## RECORDS FOR THE TASK
++++++++

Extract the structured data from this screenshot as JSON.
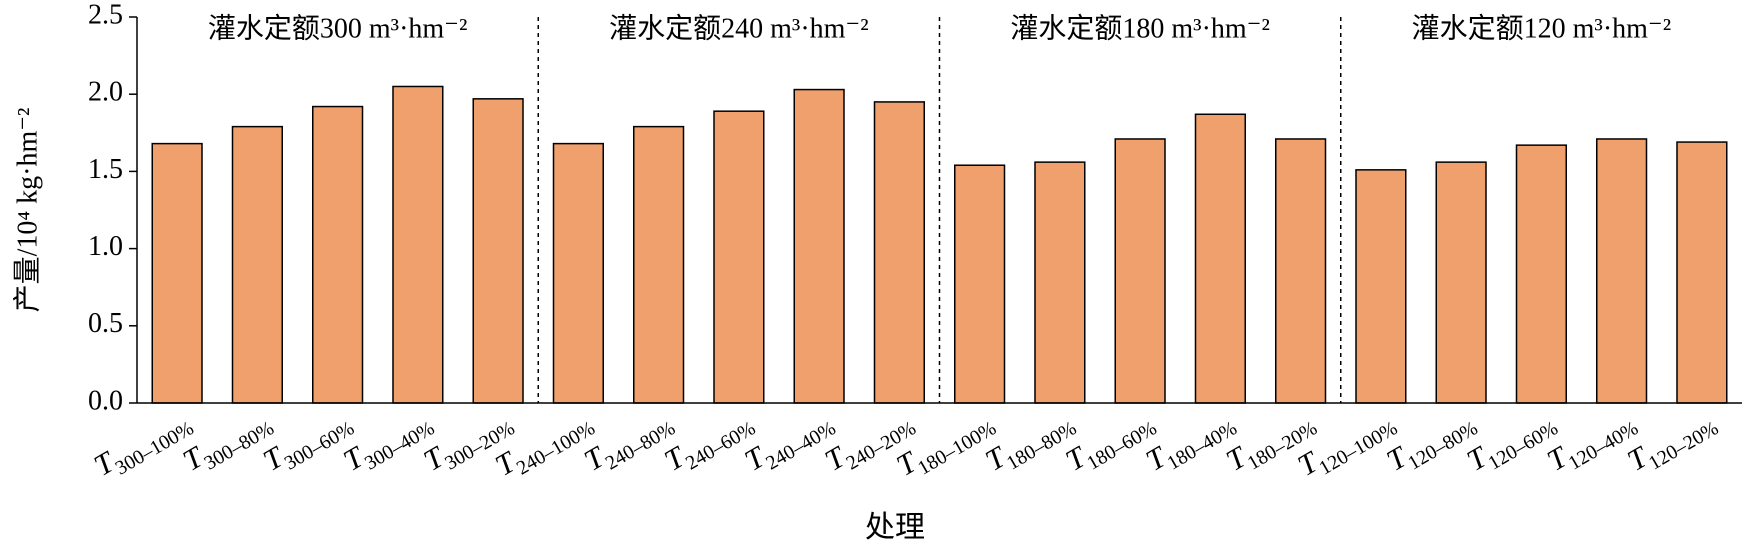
{
  "chart_data": {
    "type": "bar",
    "annotations": [
      "灌水定额300 m³·hm⁻²",
      "灌水定额240 m³·hm⁻²",
      "灌水定额180 m³·hm⁻²",
      "灌水定额120 m³·hm⁻²"
    ],
    "categories": [
      "T300–100%",
      "T300–80%",
      "T300–60%",
      "T300–40%",
      "T300–20%",
      "T240–100%",
      "T240–80%",
      "T240–60%",
      "T240–40%",
      "T240–20%",
      "T180–100%",
      "T180–80%",
      "T180–60%",
      "T180–40%",
      "T180–20%",
      "T120–100%",
      "T120–80%",
      "T120–60%",
      "T120–40%",
      "T120–20%"
    ],
    "values": [
      1.68,
      1.79,
      1.92,
      2.05,
      1.97,
      1.68,
      1.79,
      1.89,
      2.03,
      1.95,
      1.54,
      1.56,
      1.71,
      1.87,
      1.71,
      1.51,
      1.56,
      1.67,
      1.71,
      1.69
    ],
    "color": "#f0a06c",
    "xlabel": "处理",
    "ylabel": "产量/10⁴ kg·hm⁻²",
    "ylim": [
      0,
      2.5
    ],
    "yticks": [
      {
        "value": 0,
        "label": "0.0"
      },
      {
        "value": 0.5,
        "label": "0.5"
      },
      {
        "value": 1,
        "label": "1.0"
      },
      {
        "value": 1.5,
        "label": "1.5"
      },
      {
        "value": 2,
        "label": "2.0"
      },
      {
        "value": 2.5,
        "label": "2.5"
      }
    ],
    "grid": false
  }
}
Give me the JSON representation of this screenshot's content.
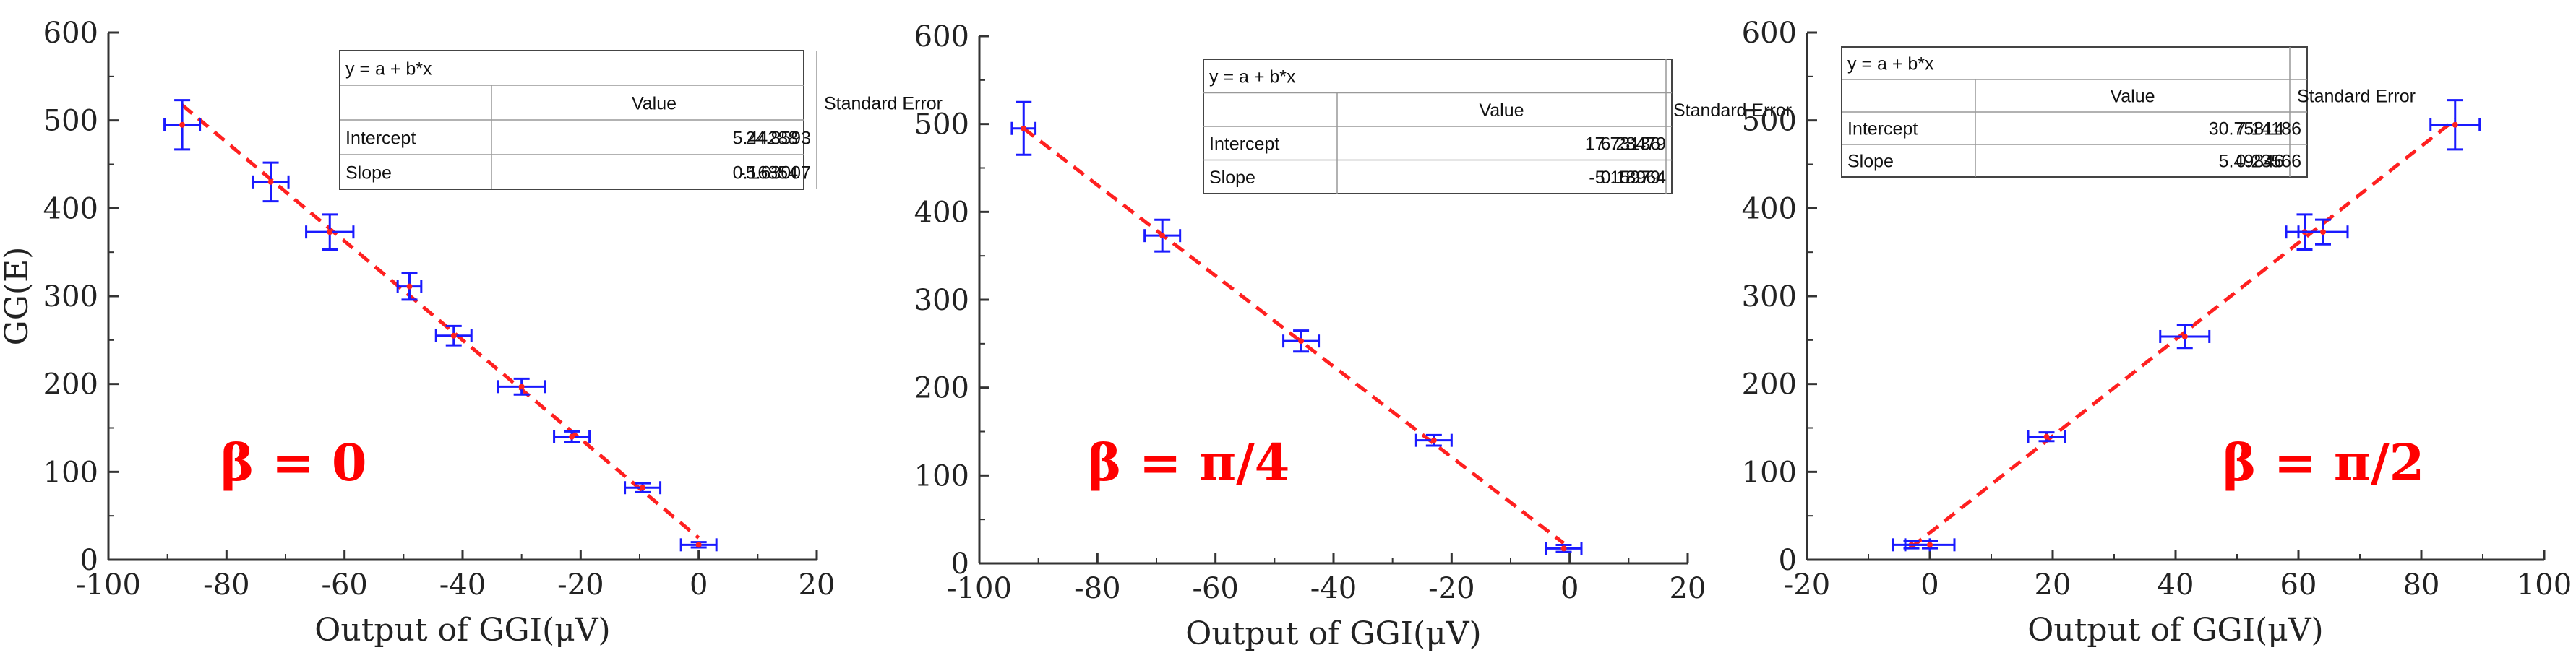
{
  "colors": {
    "fit_line": "#ff2020",
    "error_bar": "#1a1aff",
    "marker": "#ff2020",
    "annotation": "#ff0000",
    "axis": "#333333"
  },
  "chart_data": [
    {
      "type": "scatter",
      "title": "",
      "xlabel": "Output of GGI(μV)",
      "ylabel": "GG(E)",
      "xlim": [
        -100,
        20
      ],
      "ylim": [
        0,
        600
      ],
      "xticks": [
        -100,
        -80,
        -60,
        -40,
        -20,
        0,
        20
      ],
      "yticks": [
        0,
        100,
        200,
        300,
        400,
        500,
        600
      ],
      "annotation": "β = 0",
      "fit": {
        "formula": "y = a + b*x",
        "col_value": "Value",
        "col_error": "Standard Error",
        "intercept_label": "Intercept",
        "intercept": 24.8593,
        "intercept_error": 5.44288,
        "slope_label": "Slope",
        "slope": -5.63007,
        "slope_error": 0.16854
      },
      "points": [
        {
          "x": -87.5,
          "y": 495,
          "xerr": 3,
          "yerr": 28
        },
        {
          "x": -72.5,
          "y": 430,
          "xerr": 3,
          "yerr": 22
        },
        {
          "x": -62.5,
          "y": 373,
          "xerr": 4,
          "yerr": 20
        },
        {
          "x": -49,
          "y": 311,
          "xerr": 2,
          "yerr": 15
        },
        {
          "x": -41.5,
          "y": 255,
          "xerr": 3,
          "yerr": 11
        },
        {
          "x": -30,
          "y": 197,
          "xerr": 4,
          "yerr": 9
        },
        {
          "x": -21.5,
          "y": 140,
          "xerr": 3,
          "yerr": 6
        },
        {
          "x": -9.5,
          "y": 82,
          "xerr": 3,
          "yerr": 5
        },
        {
          "x": 0,
          "y": 17,
          "xerr": 3,
          "yerr": 3
        }
      ]
    },
    {
      "type": "scatter",
      "title": "",
      "xlabel": "Output of GGI(μV)",
      "ylabel": "",
      "xlim": [
        -100,
        20
      ],
      "ylim": [
        0,
        600
      ],
      "xticks": [
        -100,
        -80,
        -60,
        -40,
        -20,
        0,
        20
      ],
      "yticks": [
        0,
        100,
        200,
        300,
        400,
        500,
        600
      ],
      "annotation": "β = π/4",
      "fit": {
        "formula": "y = a + b*x",
        "col_value": "Value",
        "col_error": "Standard Error",
        "intercept_label": "Intercept",
        "intercept": 17.73136,
        "intercept_error": 6.28479,
        "slope_label": "Slope",
        "slope": -5.15979,
        "slope_error": 0.18964
      },
      "points": [
        {
          "x": -92.5,
          "y": 495,
          "xerr": 2,
          "yerr": 30
        },
        {
          "x": -69,
          "y": 373,
          "xerr": 3,
          "yerr": 18
        },
        {
          "x": -45.5,
          "y": 253,
          "xerr": 3,
          "yerr": 12
        },
        {
          "x": -23,
          "y": 140,
          "xerr": 3,
          "yerr": 6
        },
        {
          "x": -1,
          "y": 17,
          "xerr": 3,
          "yerr": 4
        }
      ]
    },
    {
      "type": "scatter",
      "title": "",
      "xlabel": "Output of GGI(μV)",
      "ylabel": "",
      "xlim": [
        -20,
        100
      ],
      "ylim": [
        0,
        600
      ],
      "xticks": [
        -20,
        0,
        20,
        40,
        60,
        80,
        100
      ],
      "yticks": [
        0,
        100,
        200,
        300,
        400,
        500,
        600
      ],
      "annotation": "β = π/2",
      "fit": {
        "formula": "y = a + b*x",
        "col_value": "Value",
        "col_error": "Standard Error",
        "intercept_label": "Intercept",
        "intercept": 30.75814,
        "intercept_error": 7.14186,
        "slope_label": "Slope",
        "slope": 5.49846,
        "slope_error": 0.23566
      },
      "points": [
        {
          "x": -3,
          "y": 17,
          "xerr": 3,
          "yerr": 4
        },
        {
          "x": 0,
          "y": 17,
          "xerr": 4,
          "yerr": 4
        },
        {
          "x": 19,
          "y": 140,
          "xerr": 3,
          "yerr": 5
        },
        {
          "x": 41.5,
          "y": 254,
          "xerr": 4,
          "yerr": 13
        },
        {
          "x": 61,
          "y": 373,
          "xerr": 3,
          "yerr": 20
        },
        {
          "x": 64,
          "y": 373,
          "xerr": 4,
          "yerr": 14
        },
        {
          "x": 85.5,
          "y": 495,
          "xerr": 4,
          "yerr": 28
        }
      ]
    }
  ]
}
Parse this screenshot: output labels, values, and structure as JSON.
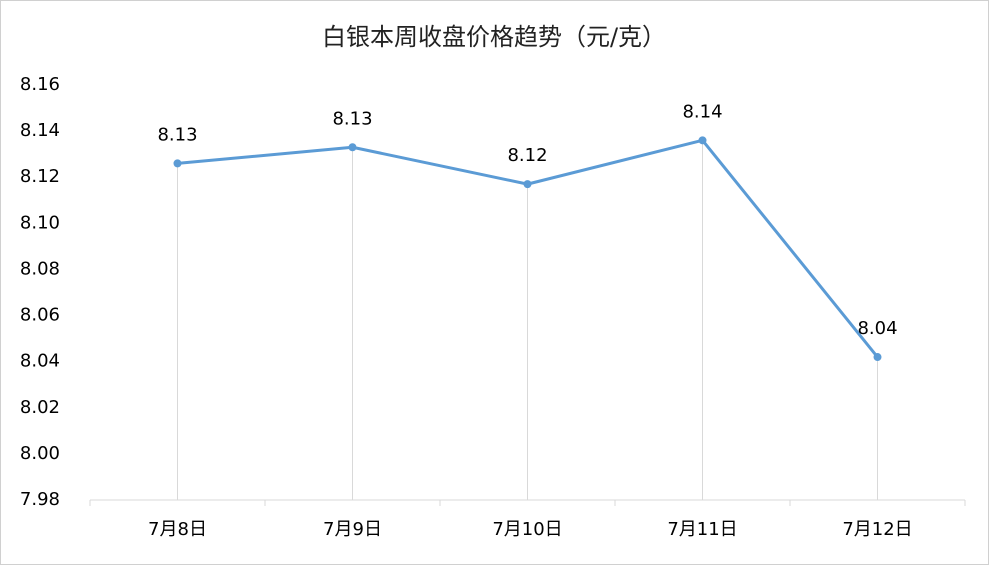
{
  "chart_data": {
    "type": "line",
    "title": "白银本周收盘价格趋势（元/克）",
    "categories": [
      "7月8日",
      "7月9日",
      "7月10日",
      "7月11日",
      "7月12日"
    ],
    "series": [
      {
        "name": "收盘价格",
        "color": "#5b9bd5",
        "values": [
          8.126,
          8.133,
          8.117,
          8.136,
          8.042
        ],
        "value_labels": [
          "8.13",
          "8.13",
          "8.12",
          "8.14",
          "8.04"
        ]
      }
    ],
    "ylim": [
      7.98,
      8.16
    ],
    "yticks": [
      7.98,
      {
        "value": 8,
        "label": "8.00"
      },
      8.02,
      8.04,
      8.06,
      8.08,
      {
        "value": 8.1,
        "label": "8.10"
      },
      8.12,
      8.14,
      8.16
    ],
    "drop_lines": true
  }
}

++++++++

Above are the records. Copy every line in them holding "ylabel".

## ANSWER TO THE PROBLEM
    "ylabel": "产量/10⁴ kg·hm⁻²",
      "ylabel": "GG(E)",
      "ylabel": "",
      "ylabel": "",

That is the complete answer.